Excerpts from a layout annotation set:
_____
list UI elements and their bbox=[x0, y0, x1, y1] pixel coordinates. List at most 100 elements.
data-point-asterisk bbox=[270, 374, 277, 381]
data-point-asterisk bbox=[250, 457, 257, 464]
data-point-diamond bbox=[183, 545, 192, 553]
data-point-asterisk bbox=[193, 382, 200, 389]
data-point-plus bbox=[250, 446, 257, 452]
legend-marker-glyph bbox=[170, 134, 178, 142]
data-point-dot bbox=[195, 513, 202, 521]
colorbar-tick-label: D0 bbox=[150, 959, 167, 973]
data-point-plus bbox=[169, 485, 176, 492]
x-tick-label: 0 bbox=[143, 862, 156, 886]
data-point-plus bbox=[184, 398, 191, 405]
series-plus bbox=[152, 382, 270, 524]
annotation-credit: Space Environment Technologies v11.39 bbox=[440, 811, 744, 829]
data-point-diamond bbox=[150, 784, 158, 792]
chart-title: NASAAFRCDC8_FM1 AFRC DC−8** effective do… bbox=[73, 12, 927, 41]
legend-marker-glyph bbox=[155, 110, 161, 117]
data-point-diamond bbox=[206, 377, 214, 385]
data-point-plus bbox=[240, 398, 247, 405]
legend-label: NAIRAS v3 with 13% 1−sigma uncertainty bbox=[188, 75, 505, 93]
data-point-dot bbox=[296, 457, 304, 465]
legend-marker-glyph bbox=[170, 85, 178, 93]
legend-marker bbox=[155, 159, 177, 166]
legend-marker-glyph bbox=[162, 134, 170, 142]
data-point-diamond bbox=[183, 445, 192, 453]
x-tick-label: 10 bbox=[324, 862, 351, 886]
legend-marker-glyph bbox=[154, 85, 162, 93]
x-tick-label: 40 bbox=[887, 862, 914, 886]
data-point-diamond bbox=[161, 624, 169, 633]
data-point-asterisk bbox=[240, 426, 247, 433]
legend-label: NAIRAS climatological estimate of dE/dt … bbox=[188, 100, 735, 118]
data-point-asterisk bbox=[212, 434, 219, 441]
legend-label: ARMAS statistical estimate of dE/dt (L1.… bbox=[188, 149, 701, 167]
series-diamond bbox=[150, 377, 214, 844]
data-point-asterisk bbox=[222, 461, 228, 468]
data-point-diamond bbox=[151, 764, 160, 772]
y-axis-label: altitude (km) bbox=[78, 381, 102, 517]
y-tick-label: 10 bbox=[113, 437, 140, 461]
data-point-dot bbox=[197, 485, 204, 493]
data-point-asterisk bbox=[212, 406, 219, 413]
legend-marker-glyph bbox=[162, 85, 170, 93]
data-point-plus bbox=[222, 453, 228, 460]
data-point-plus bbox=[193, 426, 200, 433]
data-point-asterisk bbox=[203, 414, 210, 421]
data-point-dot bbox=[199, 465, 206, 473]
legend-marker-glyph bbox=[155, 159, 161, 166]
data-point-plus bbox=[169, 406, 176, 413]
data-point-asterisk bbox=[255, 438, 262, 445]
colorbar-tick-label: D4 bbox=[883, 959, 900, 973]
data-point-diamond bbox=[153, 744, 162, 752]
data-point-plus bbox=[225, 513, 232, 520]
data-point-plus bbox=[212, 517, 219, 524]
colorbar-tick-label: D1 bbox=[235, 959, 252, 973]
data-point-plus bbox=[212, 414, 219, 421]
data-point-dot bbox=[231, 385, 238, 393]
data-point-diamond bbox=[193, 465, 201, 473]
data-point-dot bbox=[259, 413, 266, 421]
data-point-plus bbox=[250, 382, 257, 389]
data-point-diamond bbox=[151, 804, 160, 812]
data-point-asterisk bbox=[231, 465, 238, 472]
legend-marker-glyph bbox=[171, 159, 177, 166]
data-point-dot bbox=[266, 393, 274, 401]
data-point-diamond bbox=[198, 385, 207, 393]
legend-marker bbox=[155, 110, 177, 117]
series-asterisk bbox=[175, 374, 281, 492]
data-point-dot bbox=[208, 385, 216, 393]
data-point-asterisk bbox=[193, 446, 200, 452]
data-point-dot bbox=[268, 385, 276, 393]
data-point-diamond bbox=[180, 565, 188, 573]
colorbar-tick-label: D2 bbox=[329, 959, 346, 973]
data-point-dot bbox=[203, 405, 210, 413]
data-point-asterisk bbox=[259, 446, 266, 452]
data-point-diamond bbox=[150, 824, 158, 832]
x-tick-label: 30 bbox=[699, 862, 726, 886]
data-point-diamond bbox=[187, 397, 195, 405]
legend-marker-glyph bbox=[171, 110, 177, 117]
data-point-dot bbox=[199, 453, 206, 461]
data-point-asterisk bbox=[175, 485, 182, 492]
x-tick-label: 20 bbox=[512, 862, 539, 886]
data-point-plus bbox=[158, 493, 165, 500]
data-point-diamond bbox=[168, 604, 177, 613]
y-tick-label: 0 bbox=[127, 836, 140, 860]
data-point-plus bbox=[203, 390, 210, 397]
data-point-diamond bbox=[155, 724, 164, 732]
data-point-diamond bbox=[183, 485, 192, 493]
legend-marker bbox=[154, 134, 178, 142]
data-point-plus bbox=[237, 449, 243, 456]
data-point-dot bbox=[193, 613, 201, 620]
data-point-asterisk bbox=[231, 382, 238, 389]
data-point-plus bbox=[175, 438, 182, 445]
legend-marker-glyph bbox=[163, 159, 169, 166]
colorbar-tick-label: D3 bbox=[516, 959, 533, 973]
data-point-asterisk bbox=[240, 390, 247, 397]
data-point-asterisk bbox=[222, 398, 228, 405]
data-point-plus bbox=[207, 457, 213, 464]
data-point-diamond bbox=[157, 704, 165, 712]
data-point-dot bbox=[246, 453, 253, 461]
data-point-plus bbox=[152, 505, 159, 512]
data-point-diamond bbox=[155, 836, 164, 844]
_____
Identify each line above that contains the string "colorbar" and copy those lines in full. Count a line only if the string matches in case.

colorbar-tick-label: D0 bbox=[150, 959, 167, 973]
colorbar-tick-label: D4 bbox=[883, 959, 900, 973]
colorbar-tick-label: D1 bbox=[235, 959, 252, 973]
colorbar-tick-label: D2 bbox=[329, 959, 346, 973]
colorbar-tick-label: D3 bbox=[516, 959, 533, 973]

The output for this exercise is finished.